Quote every line of the material beneath this one.

** start of Given data **

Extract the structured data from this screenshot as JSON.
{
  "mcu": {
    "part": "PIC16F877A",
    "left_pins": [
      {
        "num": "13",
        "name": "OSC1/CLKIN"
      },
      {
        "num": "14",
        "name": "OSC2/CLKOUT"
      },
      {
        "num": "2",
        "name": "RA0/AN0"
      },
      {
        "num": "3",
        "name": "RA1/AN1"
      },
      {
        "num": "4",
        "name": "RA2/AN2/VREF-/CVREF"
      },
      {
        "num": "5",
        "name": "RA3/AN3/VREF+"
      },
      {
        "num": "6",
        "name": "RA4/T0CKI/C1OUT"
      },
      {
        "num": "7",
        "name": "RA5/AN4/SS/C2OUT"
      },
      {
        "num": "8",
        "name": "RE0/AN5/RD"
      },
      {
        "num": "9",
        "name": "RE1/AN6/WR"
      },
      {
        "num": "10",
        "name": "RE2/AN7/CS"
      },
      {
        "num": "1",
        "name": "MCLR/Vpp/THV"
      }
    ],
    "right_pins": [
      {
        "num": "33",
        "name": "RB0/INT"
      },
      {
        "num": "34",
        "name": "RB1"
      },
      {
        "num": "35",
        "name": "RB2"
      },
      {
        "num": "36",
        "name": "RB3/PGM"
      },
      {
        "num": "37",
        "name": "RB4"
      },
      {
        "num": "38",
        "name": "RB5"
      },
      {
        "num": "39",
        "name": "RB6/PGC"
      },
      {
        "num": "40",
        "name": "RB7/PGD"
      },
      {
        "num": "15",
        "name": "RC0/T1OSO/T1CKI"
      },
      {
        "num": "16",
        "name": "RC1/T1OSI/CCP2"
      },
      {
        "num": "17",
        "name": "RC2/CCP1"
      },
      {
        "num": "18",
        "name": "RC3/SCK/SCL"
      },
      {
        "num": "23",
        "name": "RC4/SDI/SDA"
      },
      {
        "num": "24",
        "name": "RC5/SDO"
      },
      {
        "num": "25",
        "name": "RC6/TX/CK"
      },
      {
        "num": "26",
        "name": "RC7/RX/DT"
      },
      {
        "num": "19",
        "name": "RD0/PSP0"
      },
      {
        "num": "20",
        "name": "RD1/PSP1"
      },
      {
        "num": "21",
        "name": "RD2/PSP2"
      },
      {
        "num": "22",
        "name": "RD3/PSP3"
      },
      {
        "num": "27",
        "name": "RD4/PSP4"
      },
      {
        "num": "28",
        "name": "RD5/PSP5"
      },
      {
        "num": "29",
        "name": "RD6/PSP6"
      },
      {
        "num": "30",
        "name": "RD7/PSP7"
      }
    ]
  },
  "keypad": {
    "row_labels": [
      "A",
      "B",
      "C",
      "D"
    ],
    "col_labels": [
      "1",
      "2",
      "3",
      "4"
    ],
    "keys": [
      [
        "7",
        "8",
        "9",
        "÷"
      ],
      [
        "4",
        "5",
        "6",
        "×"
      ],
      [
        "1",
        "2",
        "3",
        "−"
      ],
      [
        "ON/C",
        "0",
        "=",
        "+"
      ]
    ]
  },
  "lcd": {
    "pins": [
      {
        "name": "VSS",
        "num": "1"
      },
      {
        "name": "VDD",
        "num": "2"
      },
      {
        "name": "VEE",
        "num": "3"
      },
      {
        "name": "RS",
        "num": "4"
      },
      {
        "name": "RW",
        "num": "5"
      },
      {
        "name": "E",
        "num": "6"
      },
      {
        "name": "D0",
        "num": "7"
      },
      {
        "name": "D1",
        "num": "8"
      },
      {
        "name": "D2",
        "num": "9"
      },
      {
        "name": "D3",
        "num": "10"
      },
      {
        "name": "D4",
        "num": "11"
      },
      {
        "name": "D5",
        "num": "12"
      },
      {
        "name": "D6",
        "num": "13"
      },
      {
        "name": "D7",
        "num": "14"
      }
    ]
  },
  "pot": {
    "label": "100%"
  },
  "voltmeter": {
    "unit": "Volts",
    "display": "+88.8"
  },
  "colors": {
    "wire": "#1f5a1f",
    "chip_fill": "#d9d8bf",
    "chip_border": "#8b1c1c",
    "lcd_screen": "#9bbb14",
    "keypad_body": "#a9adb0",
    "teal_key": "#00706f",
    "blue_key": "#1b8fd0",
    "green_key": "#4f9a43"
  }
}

** end of Given data **

Final result:
Extract the structured data from this screenshot as JSON.
{
  "mcu": {
    "part": "PIC16F877A",
    "left_pins": [
      {
        "num": "13",
        "name": "OSC1/CLKIN"
      },
      {
        "num": "14",
        "name": "OSC2/CLKOUT"
      },
      {
        "num": "2",
        "name": "RA0/AN0"
      },
      {
        "num": "3",
        "name": "RA1/AN1"
      },
      {
        "num": "4",
        "name": "RA2/AN2/VREF-/CVREF"
      },
      {
        "num": "5",
        "name": "RA3/AN3/VREF+"
      },
      {
        "num": "6",
        "name": "RA4/T0CKI/C1OUT"
      },
      {
        "num": "7",
        "name": "RA5/AN4/SS/C2OUT"
      },
      {
        "num": "8",
        "name": "RE0/AN5/RD"
      },
      {
        "num": "9",
        "name": "RE1/AN6/WR"
      },
      {
        "num": "10",
        "name": "RE2/AN7/CS"
      },
      {
        "num": "1",
        "name": "MCLR/Vpp/THV"
      }
    ],
    "right_pins": [
      {
        "num": "33",
        "name": "RB0/INT"
      },
      {
        "num": "34",
        "name": "RB1"
      },
      {
        "num": "35",
        "name": "RB2"
      },
      {
        "num": "36",
        "name": "RB3/PGM"
      },
      {
        "num": "37",
        "name": "RB4"
      },
      {
        "num": "38",
        "name": "RB5"
      },
      {
        "num": "39",
        "name": "RB6/PGC"
      },
      {
        "num": "40",
        "name": "RB7/PGD"
      },
      {
        "num": "15",
        "name": "RC0/T1OSO/T1CKI"
      },
      {
        "num": "16",
        "name": "RC1/T1OSI/CCP2"
      },
      {
        "num": "17",
        "name": "RC2/CCP1"
      },
      {
        "num": "18",
        "name": "RC3/SCK/SCL"
      },
      {
        "num": "23",
        "name": "RC4/SDI/SDA"
      },
      {
        "num": "24",
        "name": "RC5/SDO"
      },
      {
        "num": "25",
        "name": "RC6/TX/CK"
      },
      {
        "num": "26",
        "name": "RC7/RX/DT"
      },
      {
        "num": "19",
        "name": "RD0/PSP0"
      },
      {
        "num": "20",
        "name": "RD1/PSP1"
      },
      {
        "num": "21",
        "name": "RD2/PSP2"
      },
      {
        "num": "22",
        "name": "RD3/PSP3"
      },
      {
        "num": "27",
        "name": "RD4/PSP4"
      },
      {
        "num": "28",
        "name": "RD5/PSP5"
      },
      {
        "num": "29",
        "name": "RD6/PSP6"
      },
      {
        "num": "30",
        "name": "RD7/PSP7"
      }
    ]
  },
  "keypad": {
    "row_labels": [
      "A",
      "B",
      "C",
      "D"
    ],
    "col_labels": [
      "1",
      "2",
      "3",
      "4"
    ],
    "keys": [
      [
        "7",
        "8",
        "9",
        "÷"
      ],
      [
        "4",
        "5",
        "6",
        "×"
      ],
      [
        "1",
        "2",
        "3",
        "−"
      ],
      [
        "ON/C",
        "0",
        "=",
        "+"
      ]
    ]
  },
  "lcd": {
    "pins": [
      {
        "name": "VSS",
        "num": "1"
      },
      {
        "name": "VDD",
        "num": "2"
      },
      {
        "name": "VEE",
        "num": "3"
      },
      {
        "name": "RS",
        "num": "4"
      },
      {
        "name": "RW",
        "num": "5"
      },
      {
        "name": "E",
        "num": "6"
      },
      {
        "name": "D0",
        "num": "7"
      },
      {
        "name": "D1",
        "num": "8"
      },
      {
        "name": "D2",
        "num": "9"
      },
      {
        "name": "D3",
        "num": "10"
      },
      {
        "name": "D4",
        "num": "11"
      },
      {
        "name": "D5",
        "num": "12"
      },
      {
        "name": "D6",
        "num": "13"
      },
      {
        "name": "D7",
        "num": "14"
      }
    ]
  },
  "pot": {
    "label": "100%"
  },
  "voltmeter": {
    "unit": "Volts",
    "display": "+88.8"
  },
  "colors": {
    "wire": "#1f5a1f",
    "chip_fill": "#d9d8bf",
    "chip_border": "#8b1c1c",
    "lcd_screen": "#9bbb14",
    "keypad_body": "#a9adb0",
    "teal_key": "#00706f",
    "blue_key": "#1b8fd0",
    "green_key": "#4f9a43"
  }
}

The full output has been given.